▸ GIVEN INSTRUCTION
Exclude any images and output the remaining records exactly.

▸ RECORDS PROVIDED
☆ ☆ ☆ ☆ ☆
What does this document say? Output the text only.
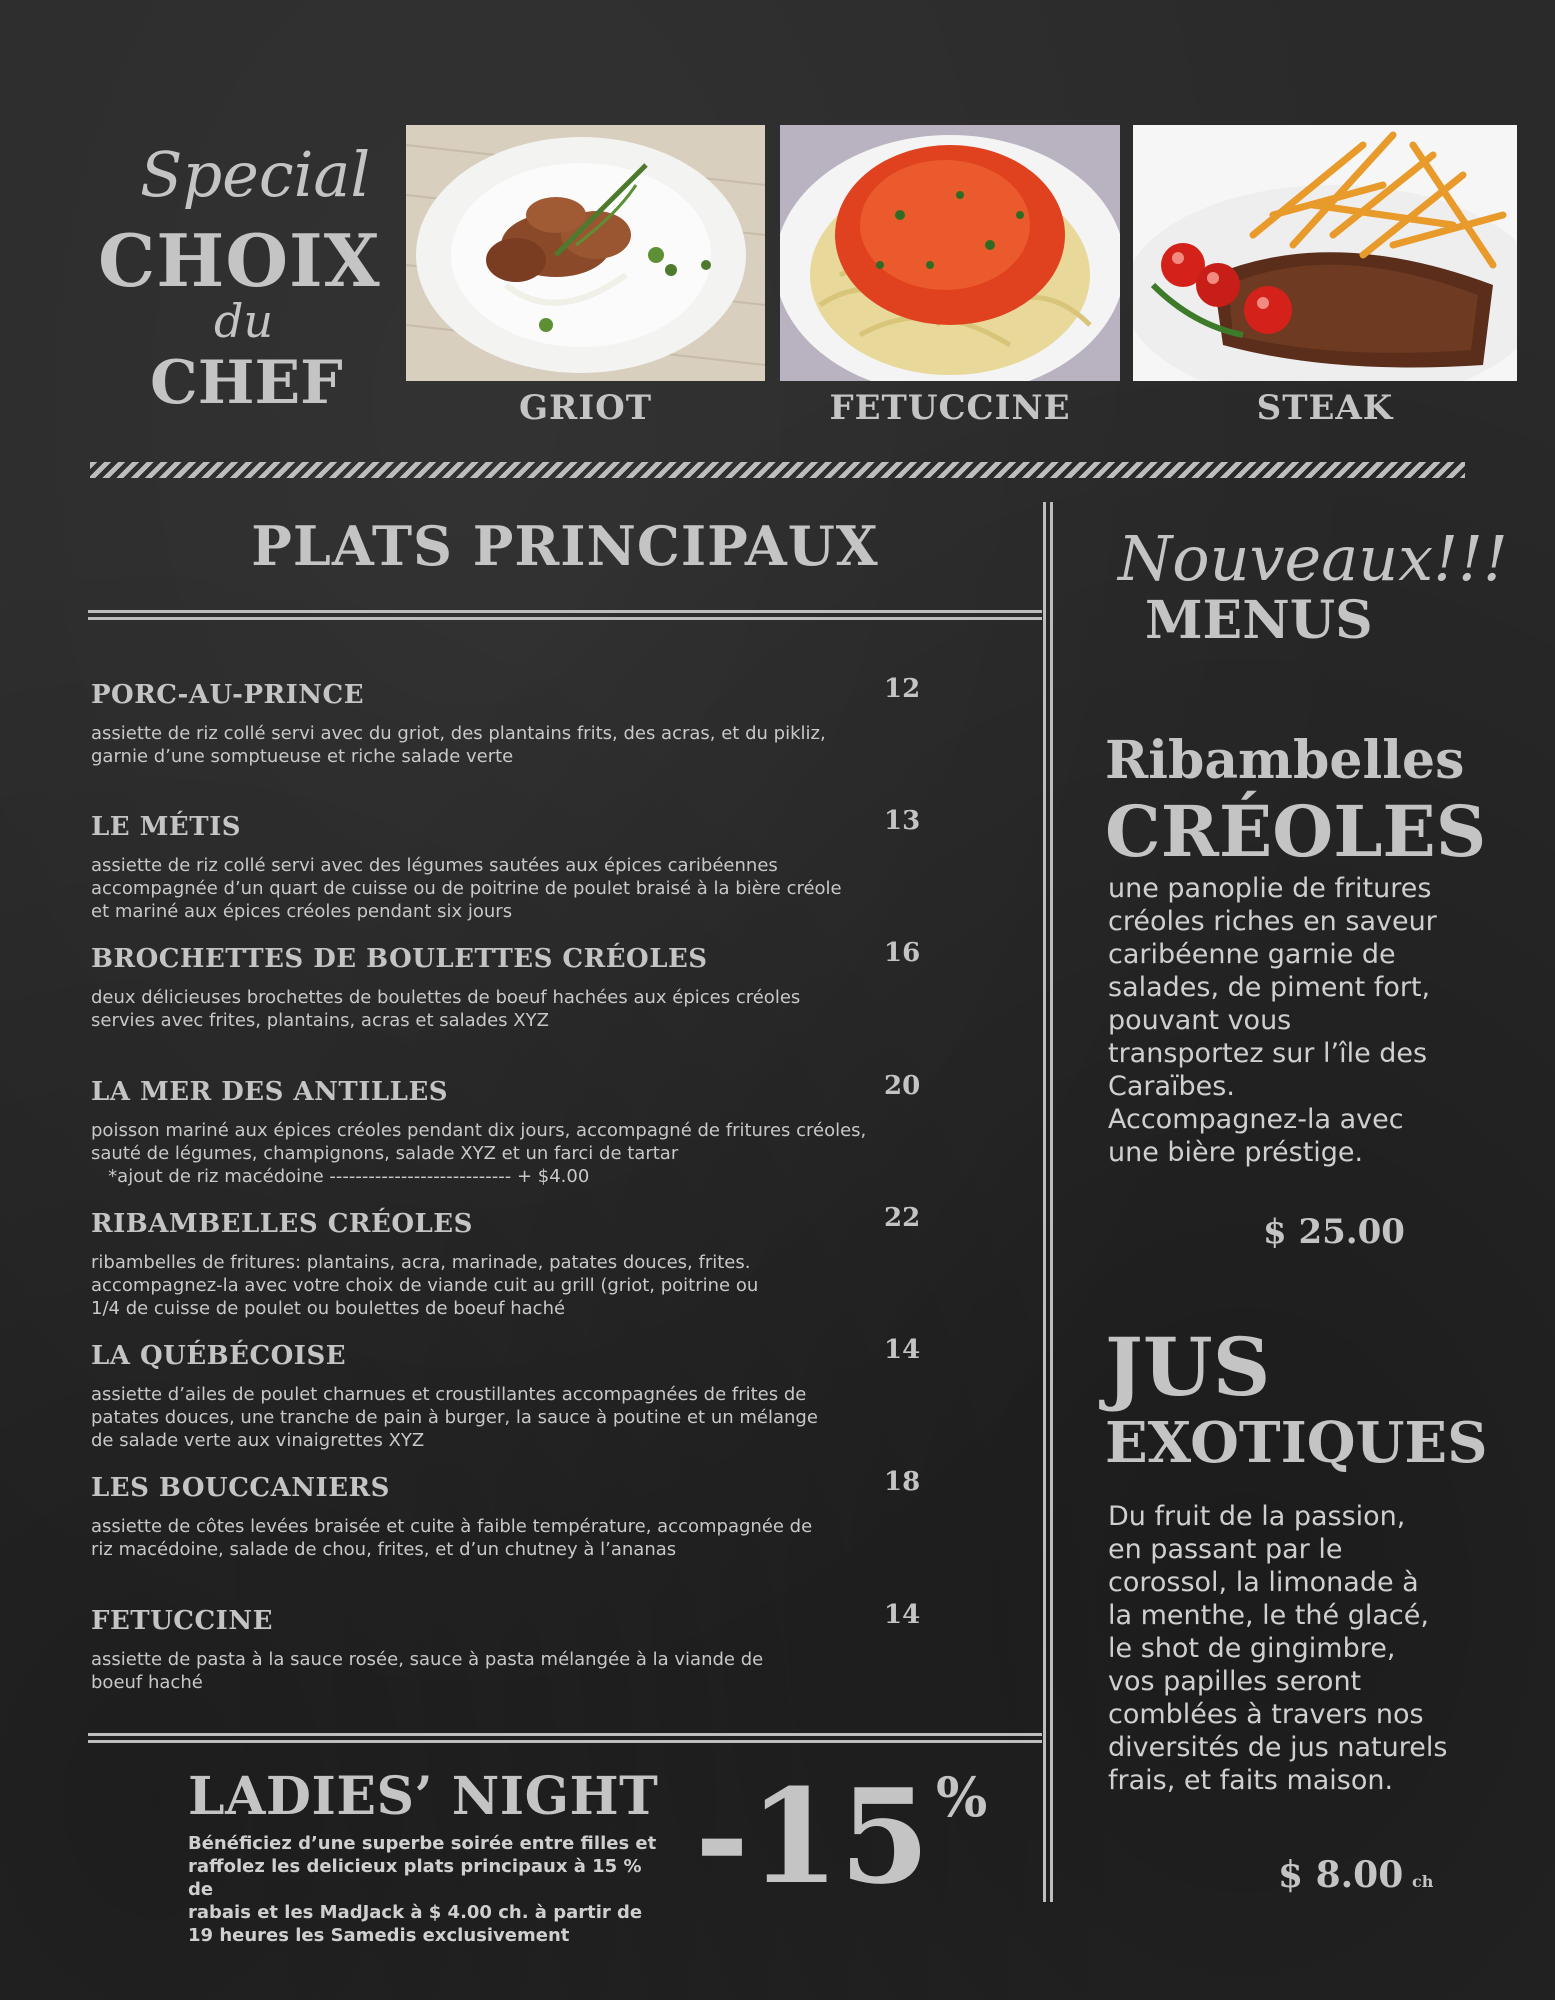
Special
CHOIX
du
CHEF	GRIOT	FETUCCINE	STEAK
PLATS PRINCIPAUX
PORC-AU-PRINCE	12
assiette de riz collé servi avec du griot, des plantains frits, des acras, et du pikliz,
garnie d’une somptueuse et riche salade verte
LE MÉTIS	13
assiette de riz collé servi avec des légumes sautées aux épices caribéennes
accompagnée d’un quart de cuisse ou de poitrine de poulet braisé à la bière créole
et mariné aux épices créoles pendant six jours
BROCHETTES DE BOULETTES CRÉOLES	16
deux délicieuses brochettes de boulettes de boeuf hachées aux épices créoles
servies avec frites, plantains, acras et salades XYZ
LA MER DES ANTILLES	20
poisson mariné aux épices créoles pendant dix jours, accompagné de fritures créoles,
sauté de légumes, champignons, salade XYZ et un farci de tartar
*ajout de riz macédoine ---------------------------- + $4.00
RIBAMBELLES CRÉOLES	22
ribambelles de fritures: plantains, acra, marinade, patates douces, frites.
accompagnez-la avec votre choix de viande cuit au grill (griot, poitrine ou
1/4 de cuisse de poulet ou boulettes de boeuf haché
LA QUÉBÉCOISE	14
assiette d’ailes de poulet charnues et croustillantes accompagnées de frites de
patates douces, une tranche de pain à burger, la sauce à poutine et un mélange
de salade verte aux vinaigrettes XYZ
LES BOUCCANIERS	18
assiette de côtes levées braisée et cuite à faible température, accompagnée de
riz macédoine, salade de chou, frites, et d’un chutney à l’ananas
FETUCCINE	14
assiette de pasta à la sauce rosée, sauce à pasta mélangée à la viande de
boeuf haché
Nouveaux!!!
MENUS
Ribambelles
CRÉOLES
une panoplie de fritures
créoles riches en saveur
caribéenne garnie de
salades, de piment fort,
pouvant vous
transportez sur l’île des
Caraïbes.
Accompagnez-la avec
une bière préstige.
$ 25.00
JUS
EXOTIQUES
Du fruit de la passion,
en passant par le
corossol, la limonade à
la menthe, le thé glacé,
le shot de gingimbre,
vos papilles seront
comblées à travers nos
diversités de jus naturels
frais, et faits maison.
$ 8.00 ch
LADIES’ NIGHT
Bénéficiez d’une superbe soirée entre filles et
raffolez les delicieux plats principaux à 15 % de
rabais et les MadJack à $ 4.00 ch. à partir de
19 heures les Samedis exclusivement
-15 %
☆ ☆ ☆ ☆ ☆
▸ CORRECT OUTPUT
What does this document say? Output the text only.
Special
CHOIX
du
CHEF	GRIOT	FETUCCINE	STEAK
PLATS PRINCIPAUX
PORC-AU-PRINCE	12
assiette de riz collé servi avec du griot, des plantains frits, des acras, et du pikliz,
garnie d’une somptueuse et riche salade verte
LE MÉTIS	13
assiette de riz collé servi avec des légumes sautées aux épices caribéennes
accompagnée d’un quart de cuisse ou de poitrine de poulet braisé à la bière créole
et mariné aux épices créoles pendant six jours
BROCHETTES DE BOULETTES CRÉOLES	16
deux délicieuses brochettes de boulettes de boeuf hachées aux épices créoles
servies avec frites, plantains, acras et salades XYZ
LA MER DES ANTILLES	20
poisson mariné aux épices créoles pendant dix jours, accompagné de fritures créoles,
sauté de légumes, champignons, salade XYZ et un farci de tartar
*ajout de riz macédoine ---------------------------- + $4.00
RIBAMBELLES CRÉOLES	22
ribambelles de fritures: plantains, acra, marinade, patates douces, frites.
accompagnez-la avec votre choix de viande cuit au grill (griot, poitrine ou
1/4 de cuisse de poulet ou boulettes de boeuf haché
LA QUÉBÉCOISE	14
assiette d’ailes de poulet charnues et croustillantes accompagnées de frites de
patates douces, une tranche de pain à burger, la sauce à poutine et un mélange
de salade verte aux vinaigrettes XYZ
LES BOUCCANIERS	18
assiette de côtes levées braisée et cuite à faible température, accompagnée de
riz macédoine, salade de chou, frites, et d’un chutney à l’ananas
FETUCCINE	14
assiette de pasta à la sauce rosée, sauce à pasta mélangée à la viande de
boeuf haché
Nouveaux!!!
MENUS
Ribambelles
CRÉOLES
une panoplie de fritures
créoles riches en saveur
caribéenne garnie de
salades, de piment fort,
pouvant vous
transportez sur l’île des
Caraïbes.
Accompagnez-la avec
une bière préstige.
$ 25.00
JUS
EXOTIQUES
Du fruit de la passion,
en passant par le
corossol, la limonade à
la menthe, le thé glacé,
le shot de gingimbre,
vos papilles seront
comblées à travers nos
diversités de jus naturels
frais, et faits maison.
$ 8.00 ch
LADIES’ NIGHT
Bénéficiez d’une superbe soirée entre filles et
raffolez les delicieux plats principaux à 15 % de
rabais et les MadJack à $ 4.00 ch. à partir de
19 heures les Samedis exclusivement
-15 %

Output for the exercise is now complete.